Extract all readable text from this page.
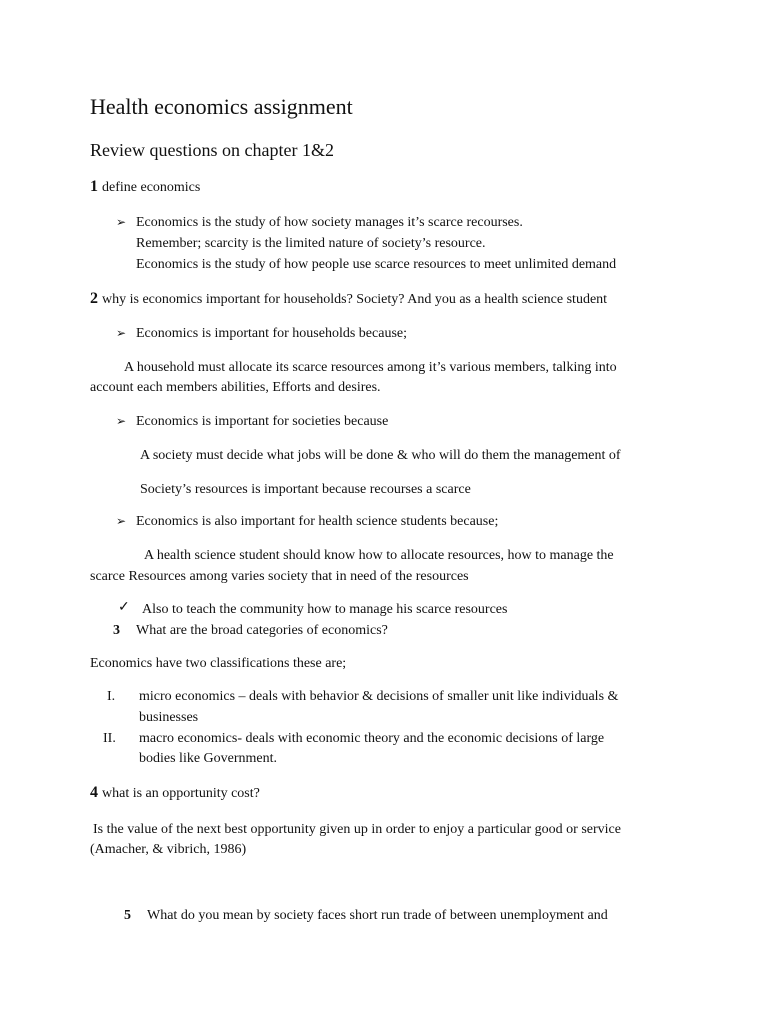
Health economics assignment
Review questions on chapter 1&2
1 define economics
➢ Economics is the study of how society manages it’s scarce recourses.
Remember; scarcity is the limited nature of society’s resource.
Economics is the study of how people use scarce resources to meet unlimited demand
2 why is economics important for households? Society? And you as a health science student
➢ Economics is important for households because;
A household must allocate its scarce resources among it’s various members, talking into
account each members abilities, Efforts and desires.
➢ Economics is important for societies because
A society must decide what jobs will be done & who will do them the management of
Society’s resources is important because recourses a scarce
➢ Economics is also important for health science students because;
A health science student should know how to allocate resources, how to manage the
scarce Resources among varies society that in need of the resources
✓ Also to teach the community how to manage his scarce resources
3 What are the broad categories of economics?
Economics have two classifications these are;
I. micro economics – deals with behavior & decisions of smaller unit like individuals &
businesses
II. macro economics- deals with economic theory and the economic decisions of large
bodies like Government.
4 what is an opportunity cost?
Is the value of the next best opportunity given up in order to enjoy a particular good or service
(Amacher, & vibrich, 1986)
5 What do you mean by society faces short run trade of between unemployment and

++++

**What to produce:** From the listing above, collect every line that mentions the word "must".

**In response:**
A household must allocate its scarce resources among it’s various members, talking into
A society must decide what jobs will be done & who will do them the management of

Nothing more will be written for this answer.